--- EXERCISE REQUIREMENTS ---
Pick out the lines below that contain the string "title" and copy them all.

--- DATA LISTING ---
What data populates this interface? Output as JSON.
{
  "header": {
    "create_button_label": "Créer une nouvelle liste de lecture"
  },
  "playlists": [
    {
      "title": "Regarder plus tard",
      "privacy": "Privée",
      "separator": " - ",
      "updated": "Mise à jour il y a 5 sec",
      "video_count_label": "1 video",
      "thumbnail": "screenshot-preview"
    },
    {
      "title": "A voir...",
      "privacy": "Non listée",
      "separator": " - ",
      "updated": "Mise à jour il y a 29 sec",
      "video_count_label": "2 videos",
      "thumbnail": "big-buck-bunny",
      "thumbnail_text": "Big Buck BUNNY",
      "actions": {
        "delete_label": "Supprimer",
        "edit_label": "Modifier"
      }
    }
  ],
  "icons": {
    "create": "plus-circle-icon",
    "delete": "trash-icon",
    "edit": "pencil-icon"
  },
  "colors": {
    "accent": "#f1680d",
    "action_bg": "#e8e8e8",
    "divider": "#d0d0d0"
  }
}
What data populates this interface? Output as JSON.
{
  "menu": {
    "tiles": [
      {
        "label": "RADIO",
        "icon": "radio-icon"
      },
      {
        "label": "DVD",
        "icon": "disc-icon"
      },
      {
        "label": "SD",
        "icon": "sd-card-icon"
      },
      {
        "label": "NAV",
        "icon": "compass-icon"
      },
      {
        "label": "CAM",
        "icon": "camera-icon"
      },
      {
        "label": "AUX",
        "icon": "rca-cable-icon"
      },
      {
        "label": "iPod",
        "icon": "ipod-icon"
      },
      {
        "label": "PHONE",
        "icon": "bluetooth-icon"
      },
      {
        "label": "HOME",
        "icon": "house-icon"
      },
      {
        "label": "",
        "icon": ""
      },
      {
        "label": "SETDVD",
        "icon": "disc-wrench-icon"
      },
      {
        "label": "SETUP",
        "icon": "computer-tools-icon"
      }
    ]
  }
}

--- EXERCISE SOLUTION ---
      "title": "Regarder plus tard",
      "title": "A voir...",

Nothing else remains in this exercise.